Set every record down verbatim and omit the pictures.

[Collection entries]
+ + +
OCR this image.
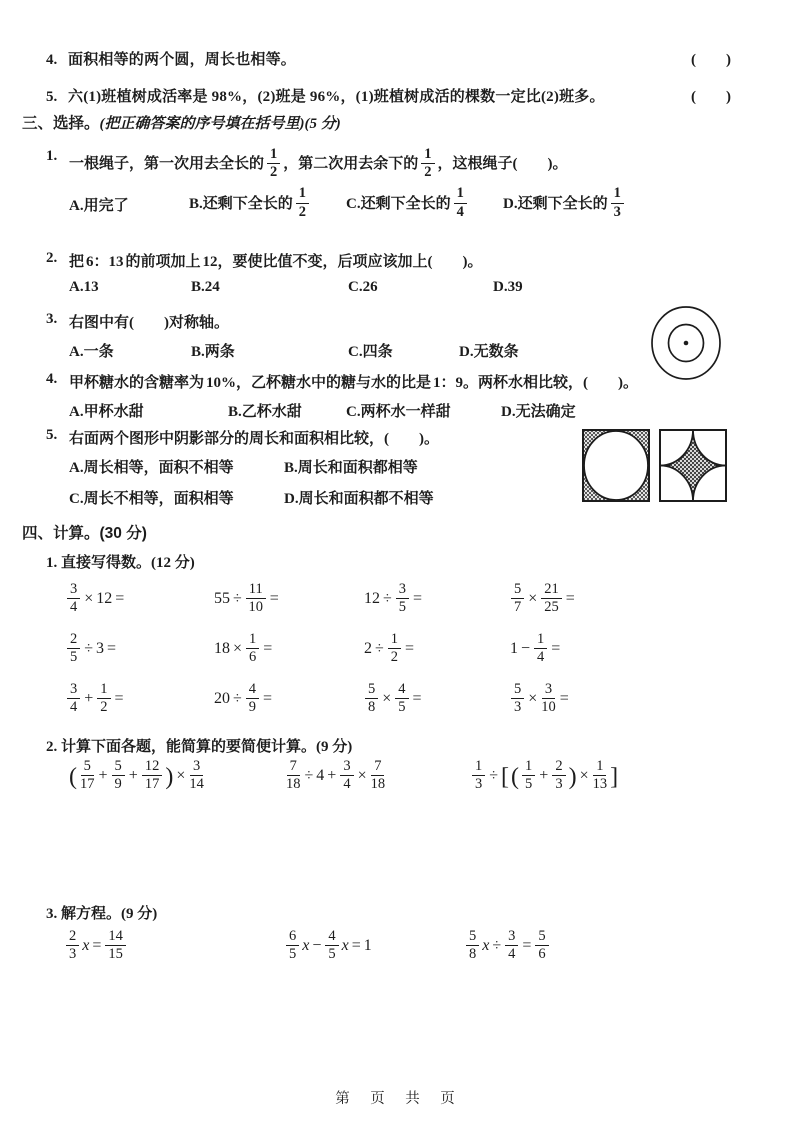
4. 面积相等的两个圆，周长也相等。	(　　)
5. 六(1)班植树成活率是 98%，(2)班是 96%，(1)班植树成活的棵数一定比(2)班多。	(　　)
三、选择。(把正确答案的序号填在括号里)(5 分)
1.
一根绳子，第一次用去全长的 $\frac{1}{2}$ ，第二次用去余下的 $\frac{1}{2}$ ，这根绳子(　　)。
A.用完了	B.还剩下全长的 $\frac{1}{2} C$.还剩下全长的 $\frac{1}{4} D$.还剩下全长的 $\frac{1}{3}$
2. 把 6：13 的前项加上 12，要使比值不变，后项应该加上(　　)。
A.13	B.24	C.26	D.39
3. 右图中有(　　)对称轴。
A.一条	B.两条	C.四条	D.无数条
4. 甲杯糖水的含糖率为 10%，乙杯糖水中的糖与水的比是 1：9。两杯水相比较，(　　)。
A.甲杯水甜	B.乙杯水甜	C.两杯水一样甜	D.无法确定
5. 右面两个图形中阴影部分的周长和面积相比较，(　　)。
A.周长相等，面积不相等	B.周长和面积都相等
C.周长不相等，面积相等	D.周长和面积都不相等
四、计算。(30 分)
1. 直接写得数。(12 分)
$\frac{3}{4} \times 12$ =	$55 \div \frac{11}{10}$ =	$12 \div \frac{3}{5}$ =	$\frac{5}{7} \times \frac{21}{25}$ =
$\frac{2}{5} \div 3$ =	$18 \times \frac{1}{6}$ =	$2 \div \frac{1}{2}$ =	$1 - \frac{1}{4}$ =
$\frac{3}{4} + \frac{1}{2}$ =	$20 \div \frac{4}{9}$ =	$\frac{5}{8} \times \frac{4}{5}$ =	$\frac{5}{3} \times \frac{3}{10}$ =
2. 计算下面各题，能简算的要简便计算。(9 分)
( $\frac{5}{17} + \frac{5}{9} + \frac{12}{17}$ ) × $\frac{3}{14}$	$\frac{7}{18} \div 4 + \frac{3}{4} \times \frac{7}{18}$	$\frac{1}{3}$ ÷ [( $\frac{1}{5} + \frac{2}{3}$ ) × $\frac{1}{13}$ ]
3. 解方程。(9 分)
$\frac{2}{3}$ $x = \frac{14}{15}$	$\frac{6}{5}$ $x - \frac{4}{5}$ x = 1	$\frac{5}{8}$ $x \div \frac{3}{4} = \frac{5}{6}$
第　页　共　页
+ + +
REPLY TO THE TASK:
OCR this image.
4. 面积相等的两个圆，周长也相等。	(　　)
5. 六(1)班植树成活率是 98%，(2)班是 96%，(1)班植树成活的棵数一定比(2)班多。	(　　)
三、选择。(把正确答案的序号填在括号里)(5 分)
1.
一根绳子，第一次用去全长的 $\frac{1}{2}$ ，第二次用去余下的 $\frac{1}{2}$ ，这根绳子(　　)。
A.用完了	B.还剩下全长的 $\frac{1}{2} C$.还剩下全长的 $\frac{1}{4} D$.还剩下全长的 $\frac{1}{3}$
2. 把 6：13 的前项加上 12，要使比值不变，后项应该加上(　　)。
A.13	B.24	C.26	D.39
3. 右图中有(　　)对称轴。
A.一条	B.两条	C.四条	D.无数条
4. 甲杯糖水的含糖率为 10%，乙杯糖水中的糖与水的比是 1：9。两杯水相比较，(　　)。
A.甲杯水甜	B.乙杯水甜	C.两杯水一样甜	D.无法确定
5. 右面两个图形中阴影部分的周长和面积相比较，(　　)。
A.周长相等，面积不相等	B.周长和面积都相等
C.周长不相等，面积相等	D.周长和面积都不相等
四、计算。(30 分)
1. 直接写得数。(12 分)
$\frac{3}{4} \times 12$ =	$55 \div \frac{11}{10}$ =	$12 \div \frac{3}{5}$ =	$\frac{5}{7} \times \frac{21}{25}$ =
$\frac{2}{5} \div 3$ =	$18 \times \frac{1}{6}$ =	$2 \div \frac{1}{2}$ =	$1 - \frac{1}{4}$ =
$\frac{3}{4} + \frac{1}{2}$ =	$20 \div \frac{4}{9}$ =	$\frac{5}{8} \times \frac{4}{5}$ =	$\frac{5}{3} \times \frac{3}{10}$ =
2. 计算下面各题，能简算的要简便计算。(9 分)
( $\frac{5}{17} + \frac{5}{9} + \frac{12}{17}$ ) × $\frac{3}{14}$	$\frac{7}{18} \div 4 + \frac{3}{4} \times \frac{7}{18}$	$\frac{1}{3}$ ÷ [( $\frac{1}{5} + \frac{2}{3}$ ) × $\frac{1}{13}$ ]
3. 解方程。(9 分)
$\frac{2}{3}$ $x = \frac{14}{15}$	$\frac{6}{5}$ $x - \frac{4}{5}$ x = 1	$\frac{5}{8}$ $x \div \frac{3}{4} = \frac{5}{6}$
第　页　共　页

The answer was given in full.